• _PROBLEM REQUIREMENTS_
From the records, return each line that has the word "should" in it.

Stored entries:
┄┄┄┄┄┄
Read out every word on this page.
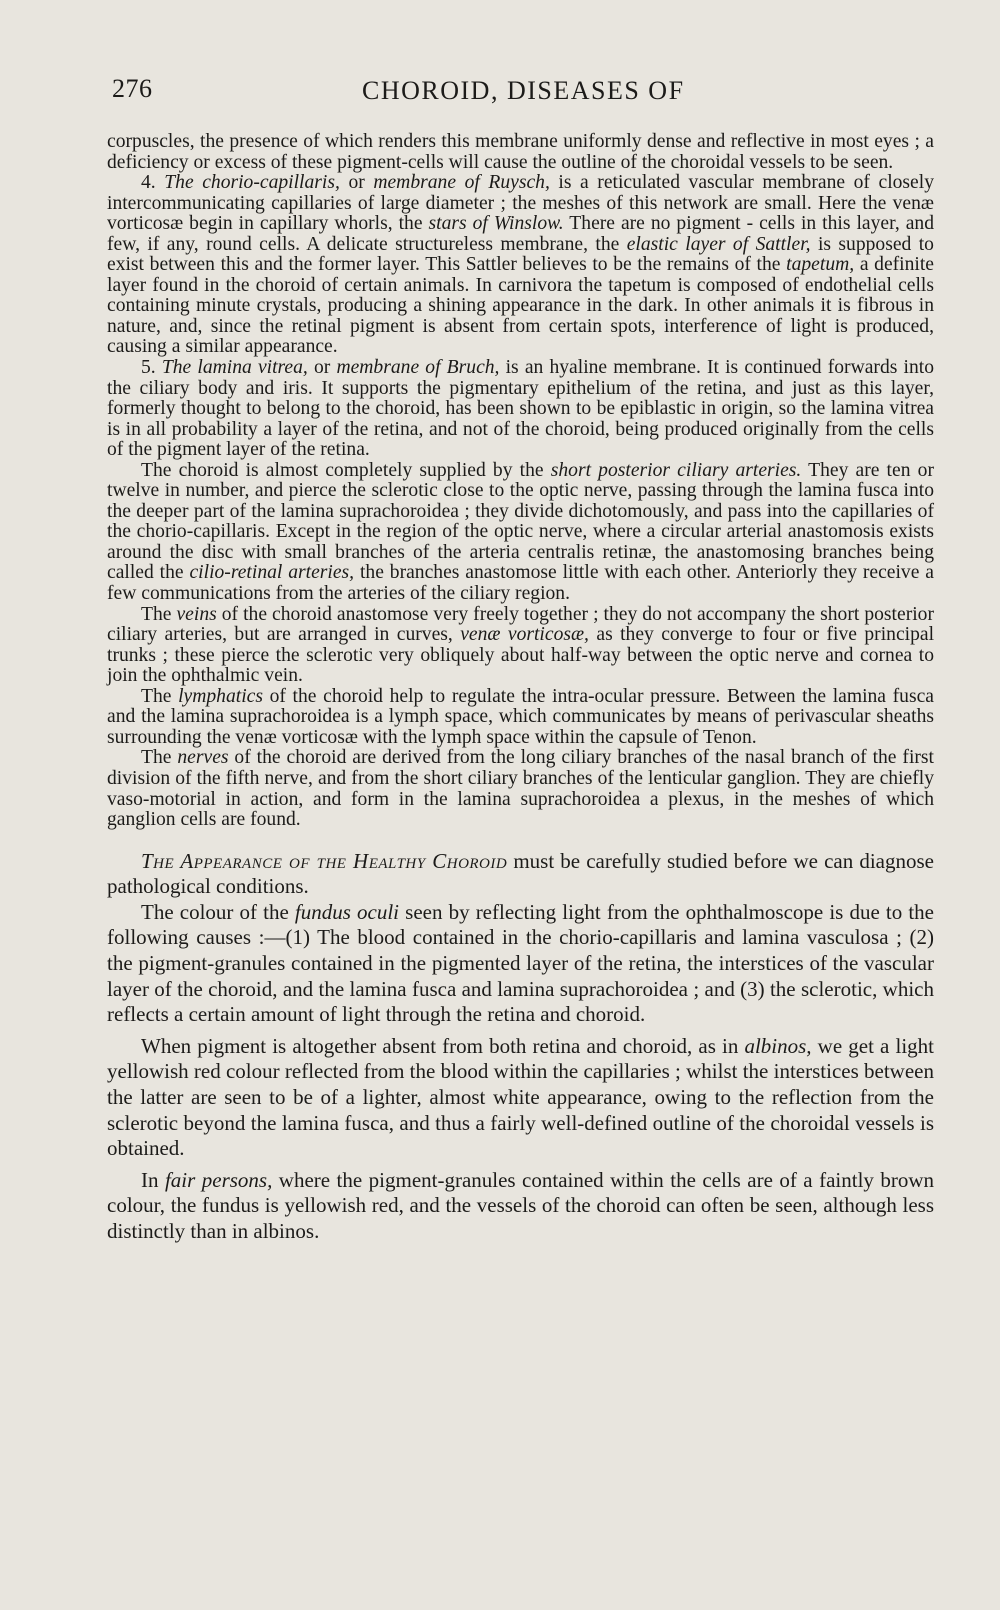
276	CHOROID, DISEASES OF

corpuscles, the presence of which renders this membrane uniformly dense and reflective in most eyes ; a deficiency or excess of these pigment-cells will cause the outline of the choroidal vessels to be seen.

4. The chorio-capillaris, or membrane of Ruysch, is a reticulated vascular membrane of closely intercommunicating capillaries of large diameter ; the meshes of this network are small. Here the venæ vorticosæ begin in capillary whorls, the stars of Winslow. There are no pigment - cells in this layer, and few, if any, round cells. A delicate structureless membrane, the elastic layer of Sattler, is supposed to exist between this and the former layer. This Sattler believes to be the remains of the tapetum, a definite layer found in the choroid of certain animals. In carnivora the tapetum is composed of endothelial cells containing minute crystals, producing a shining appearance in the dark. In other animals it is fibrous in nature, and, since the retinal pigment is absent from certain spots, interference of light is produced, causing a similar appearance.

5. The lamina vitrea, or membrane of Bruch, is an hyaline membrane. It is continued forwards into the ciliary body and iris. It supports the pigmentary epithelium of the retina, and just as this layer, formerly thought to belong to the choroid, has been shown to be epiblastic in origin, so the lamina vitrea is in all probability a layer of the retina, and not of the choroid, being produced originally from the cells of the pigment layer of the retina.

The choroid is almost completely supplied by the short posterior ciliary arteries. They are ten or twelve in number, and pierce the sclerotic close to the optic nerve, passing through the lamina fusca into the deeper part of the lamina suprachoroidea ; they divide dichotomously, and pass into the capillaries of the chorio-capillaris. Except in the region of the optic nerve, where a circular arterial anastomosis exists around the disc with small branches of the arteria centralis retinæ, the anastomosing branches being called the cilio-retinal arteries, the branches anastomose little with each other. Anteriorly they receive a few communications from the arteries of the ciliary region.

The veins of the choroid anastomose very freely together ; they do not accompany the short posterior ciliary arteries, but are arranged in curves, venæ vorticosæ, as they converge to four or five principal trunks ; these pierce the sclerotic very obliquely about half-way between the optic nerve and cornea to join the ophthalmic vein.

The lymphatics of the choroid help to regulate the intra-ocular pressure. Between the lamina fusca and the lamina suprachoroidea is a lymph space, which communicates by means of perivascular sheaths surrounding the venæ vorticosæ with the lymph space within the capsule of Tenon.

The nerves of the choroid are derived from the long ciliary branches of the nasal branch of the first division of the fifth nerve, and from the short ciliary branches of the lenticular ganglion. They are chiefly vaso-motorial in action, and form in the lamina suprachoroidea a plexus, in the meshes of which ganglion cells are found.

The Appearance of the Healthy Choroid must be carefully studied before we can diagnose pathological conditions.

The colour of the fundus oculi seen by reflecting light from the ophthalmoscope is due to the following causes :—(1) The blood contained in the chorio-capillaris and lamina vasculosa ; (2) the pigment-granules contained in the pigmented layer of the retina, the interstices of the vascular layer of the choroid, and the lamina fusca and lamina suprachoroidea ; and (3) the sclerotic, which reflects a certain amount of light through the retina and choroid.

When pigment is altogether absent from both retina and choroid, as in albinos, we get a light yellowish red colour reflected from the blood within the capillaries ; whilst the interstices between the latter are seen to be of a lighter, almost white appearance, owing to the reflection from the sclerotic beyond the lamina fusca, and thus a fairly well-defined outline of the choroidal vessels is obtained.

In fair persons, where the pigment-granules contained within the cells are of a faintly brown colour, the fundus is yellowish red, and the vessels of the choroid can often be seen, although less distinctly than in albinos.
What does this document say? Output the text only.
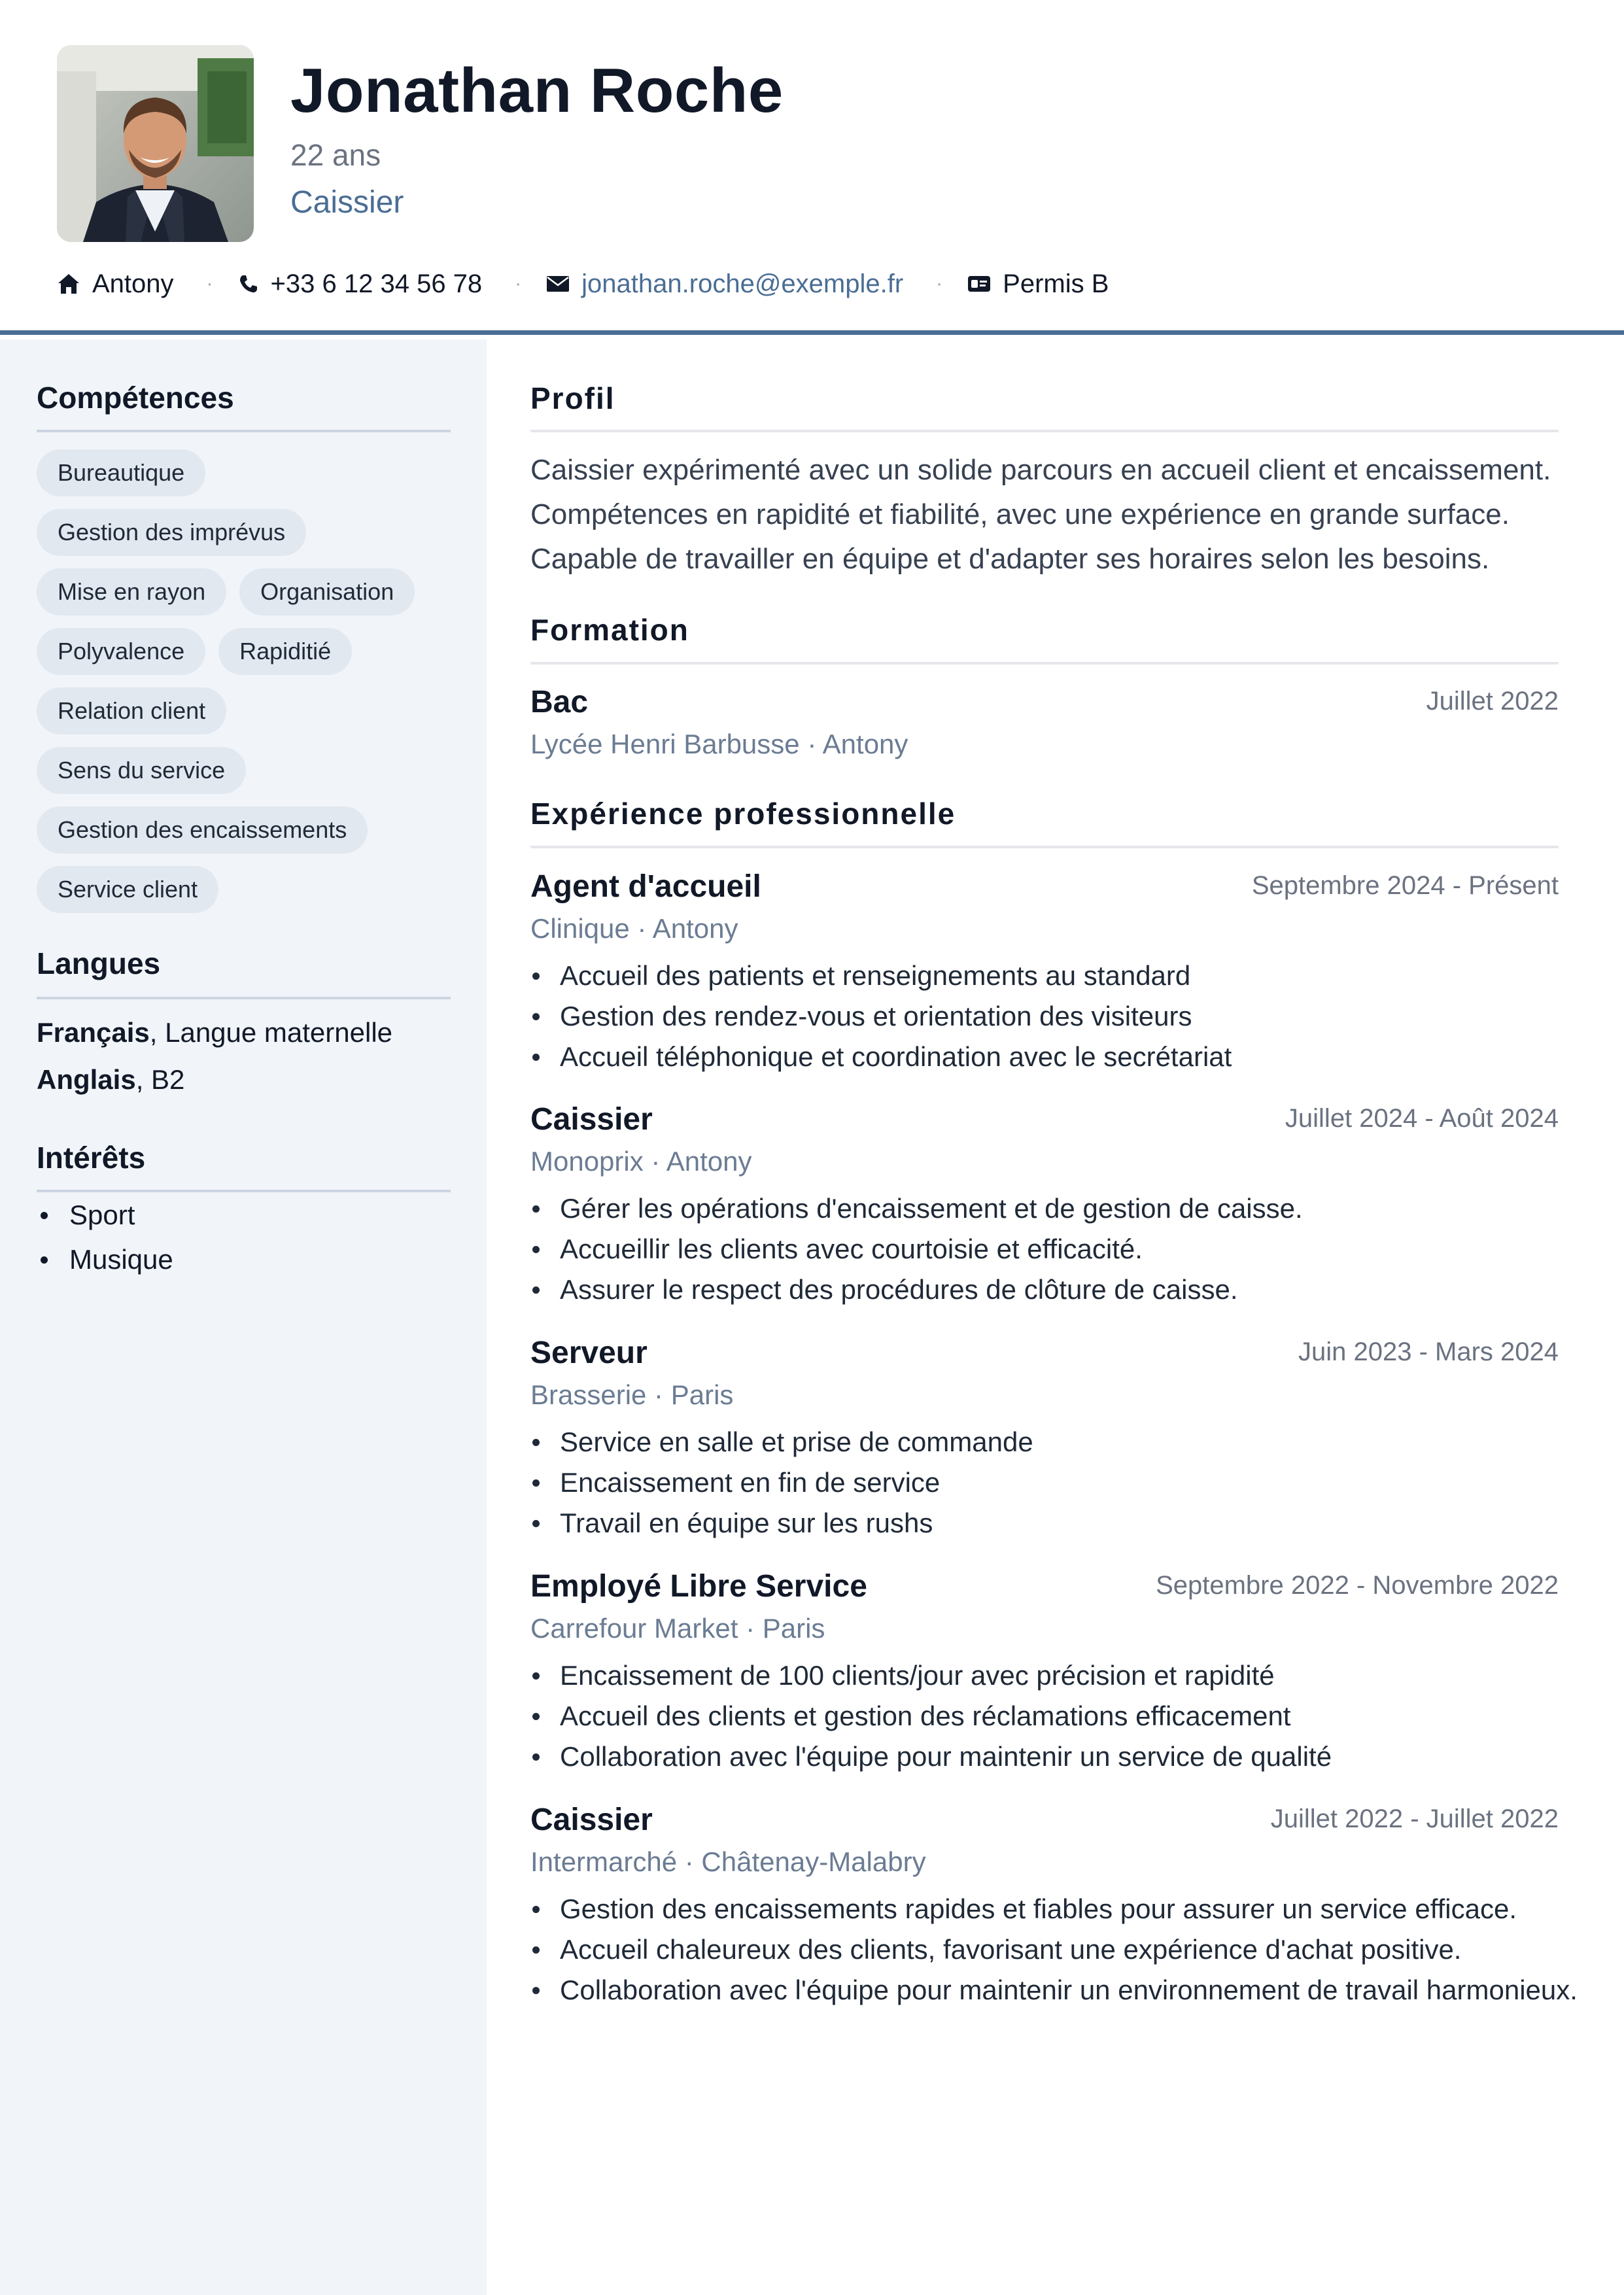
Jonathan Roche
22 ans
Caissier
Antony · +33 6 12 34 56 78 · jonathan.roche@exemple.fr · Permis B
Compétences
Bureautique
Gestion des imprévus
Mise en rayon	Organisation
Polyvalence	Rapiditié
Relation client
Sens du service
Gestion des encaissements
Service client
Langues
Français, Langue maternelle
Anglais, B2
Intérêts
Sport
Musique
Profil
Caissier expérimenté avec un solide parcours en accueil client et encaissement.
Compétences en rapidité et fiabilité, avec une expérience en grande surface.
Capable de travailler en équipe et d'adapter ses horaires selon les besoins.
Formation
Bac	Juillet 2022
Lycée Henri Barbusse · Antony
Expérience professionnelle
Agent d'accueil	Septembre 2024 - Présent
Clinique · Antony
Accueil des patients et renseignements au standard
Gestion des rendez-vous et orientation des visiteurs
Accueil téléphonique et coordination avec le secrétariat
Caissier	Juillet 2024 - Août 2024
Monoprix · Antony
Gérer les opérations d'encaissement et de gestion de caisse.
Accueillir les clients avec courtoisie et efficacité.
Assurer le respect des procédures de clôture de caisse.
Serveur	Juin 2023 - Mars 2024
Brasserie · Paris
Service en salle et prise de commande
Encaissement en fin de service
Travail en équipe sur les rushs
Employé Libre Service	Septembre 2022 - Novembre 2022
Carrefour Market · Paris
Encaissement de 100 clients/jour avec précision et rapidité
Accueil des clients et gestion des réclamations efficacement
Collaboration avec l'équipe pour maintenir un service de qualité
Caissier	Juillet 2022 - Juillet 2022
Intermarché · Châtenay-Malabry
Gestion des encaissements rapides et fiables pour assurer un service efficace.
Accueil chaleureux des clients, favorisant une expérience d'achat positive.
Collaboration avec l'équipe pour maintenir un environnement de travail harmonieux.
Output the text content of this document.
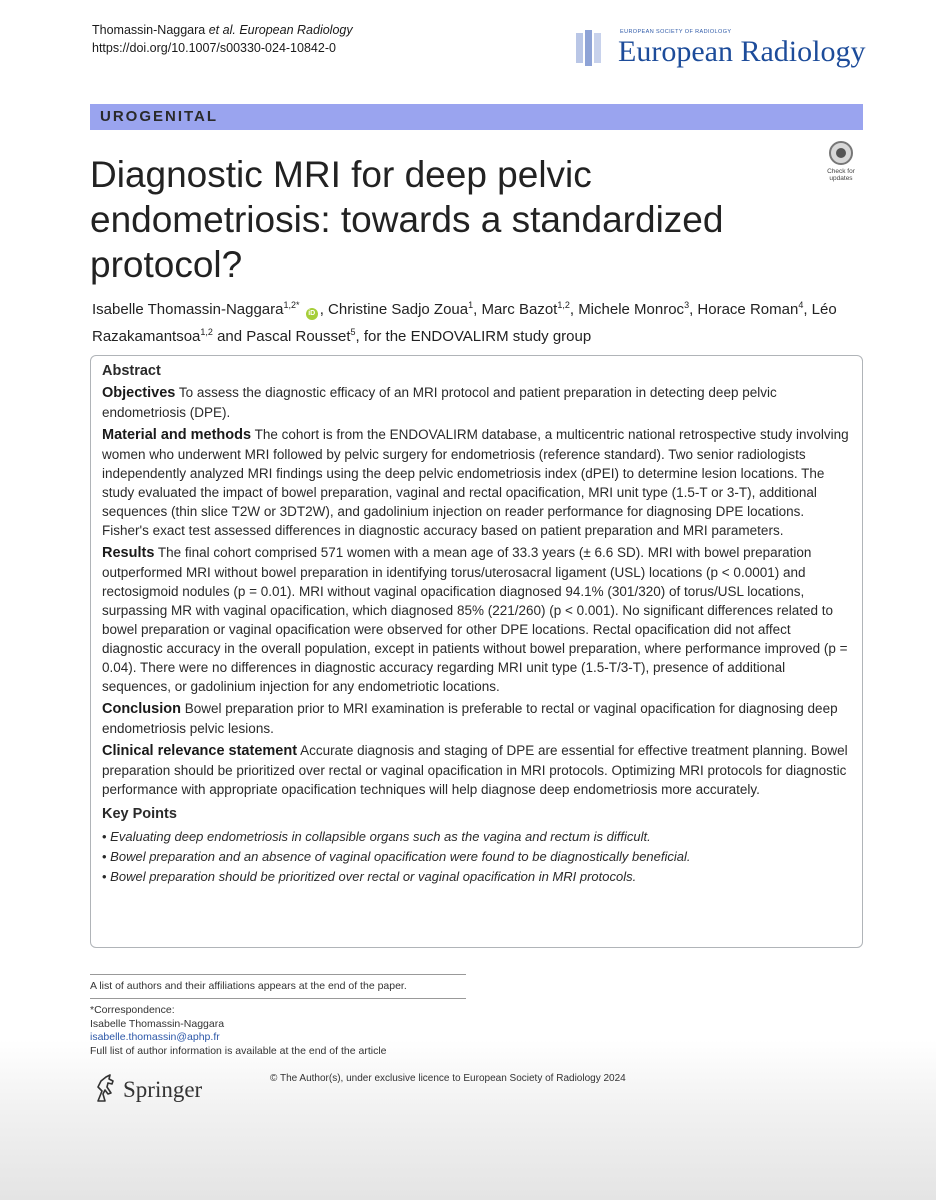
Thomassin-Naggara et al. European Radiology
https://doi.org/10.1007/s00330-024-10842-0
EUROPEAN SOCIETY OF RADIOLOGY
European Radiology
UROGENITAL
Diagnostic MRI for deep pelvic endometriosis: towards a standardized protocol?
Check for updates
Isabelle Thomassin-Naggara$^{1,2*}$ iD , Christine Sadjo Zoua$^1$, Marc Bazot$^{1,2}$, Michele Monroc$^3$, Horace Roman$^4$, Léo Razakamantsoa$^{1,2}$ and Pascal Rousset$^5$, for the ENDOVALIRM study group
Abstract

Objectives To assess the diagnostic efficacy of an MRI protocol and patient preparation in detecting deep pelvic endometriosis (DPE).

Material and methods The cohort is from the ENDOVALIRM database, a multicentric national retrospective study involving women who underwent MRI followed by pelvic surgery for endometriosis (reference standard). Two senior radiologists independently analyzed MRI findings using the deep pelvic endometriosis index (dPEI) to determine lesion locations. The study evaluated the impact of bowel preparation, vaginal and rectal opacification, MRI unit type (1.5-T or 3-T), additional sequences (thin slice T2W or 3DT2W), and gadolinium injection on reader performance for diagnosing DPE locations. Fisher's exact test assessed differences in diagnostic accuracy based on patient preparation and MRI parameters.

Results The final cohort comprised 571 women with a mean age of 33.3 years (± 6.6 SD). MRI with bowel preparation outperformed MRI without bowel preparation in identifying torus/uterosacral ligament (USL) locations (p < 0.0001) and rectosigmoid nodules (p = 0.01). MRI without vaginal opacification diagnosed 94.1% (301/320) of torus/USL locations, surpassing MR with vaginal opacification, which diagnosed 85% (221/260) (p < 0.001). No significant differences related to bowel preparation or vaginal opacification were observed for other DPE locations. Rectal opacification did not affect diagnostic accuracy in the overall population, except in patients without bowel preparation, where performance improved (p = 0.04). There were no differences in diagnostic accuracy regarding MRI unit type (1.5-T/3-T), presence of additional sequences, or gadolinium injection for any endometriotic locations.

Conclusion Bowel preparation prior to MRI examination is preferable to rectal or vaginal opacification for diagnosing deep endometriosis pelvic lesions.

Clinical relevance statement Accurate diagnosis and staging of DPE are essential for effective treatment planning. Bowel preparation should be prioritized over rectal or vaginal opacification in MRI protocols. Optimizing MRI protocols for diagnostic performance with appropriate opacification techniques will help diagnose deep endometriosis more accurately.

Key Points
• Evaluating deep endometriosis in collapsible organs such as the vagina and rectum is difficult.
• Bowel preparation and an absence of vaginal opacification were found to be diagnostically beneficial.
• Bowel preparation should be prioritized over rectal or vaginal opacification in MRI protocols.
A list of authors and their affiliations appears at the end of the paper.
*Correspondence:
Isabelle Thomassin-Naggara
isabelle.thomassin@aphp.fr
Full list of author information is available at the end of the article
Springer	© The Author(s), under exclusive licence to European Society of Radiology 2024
┄┄┄┄┄┄
• _REPLY TO THE TASK_
Clinical relevance statement Accurate diagnosis and staging of DPE are essential for effective treatment planning. Bowel preparation should be prioritized over rectal or vaginal opacification in MRI protocols. Optimizing MRI protocols for diagnostic performance with appropriate opacification techniques will help diagnose deep endometriosis more accurately.
• Bowel preparation should be prioritized over rectal or vaginal opacification in MRI protocols.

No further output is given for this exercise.